'''
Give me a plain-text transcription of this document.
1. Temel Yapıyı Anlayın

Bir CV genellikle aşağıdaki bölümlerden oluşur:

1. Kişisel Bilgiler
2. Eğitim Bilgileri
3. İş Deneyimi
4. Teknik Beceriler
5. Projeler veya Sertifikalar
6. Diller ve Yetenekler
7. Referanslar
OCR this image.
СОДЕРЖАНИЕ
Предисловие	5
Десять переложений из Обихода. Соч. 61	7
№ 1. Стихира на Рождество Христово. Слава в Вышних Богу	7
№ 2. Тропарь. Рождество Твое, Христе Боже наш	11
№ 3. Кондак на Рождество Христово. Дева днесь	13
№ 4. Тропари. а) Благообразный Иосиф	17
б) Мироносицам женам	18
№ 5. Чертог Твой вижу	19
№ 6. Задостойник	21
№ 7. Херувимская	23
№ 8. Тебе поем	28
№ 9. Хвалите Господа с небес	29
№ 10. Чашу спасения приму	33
'''
* **DIRECTIONS FOR THIS TASK**:
Copy out each line above, character for character.

* **WRITTEN SOLUTION**:
Give me a plain-text transcription of this document.
1. Temel Yapıyı Anlayın

Bir CV genellikle aşağıdaki bölümlerden oluşur:

1. Kişisel Bilgiler
2. Eğitim Bilgileri
3. İş Deneyimi
4. Teknik Beceriler
5. Projeler veya Sertifikalar
6. Diller ve Yetenekler
7. Referanslar
OCR this image.
СОДЕРЖАНИЕ
Предисловие	5
Десять переложений из Обихода. Соч. 61	7
№ 1. Стихира на Рождество Христово. Слава в Вышних Богу	7
№ 2. Тропарь. Рождество Твое, Христе Боже наш	11
№ 3. Кондак на Рождество Христово. Дева днесь	13
№ 4. Тропари. а) Благообразный Иосиф	17
б) Мироносицам женам	18
№ 5. Чертог Твой вижу	19
№ 6. Задостойник	21
№ 7. Херувимская	23
№ 8. Тебе поем	28
№ 9. Хвалите Господа с небес	29
№ 10. Чашу спасения приму	33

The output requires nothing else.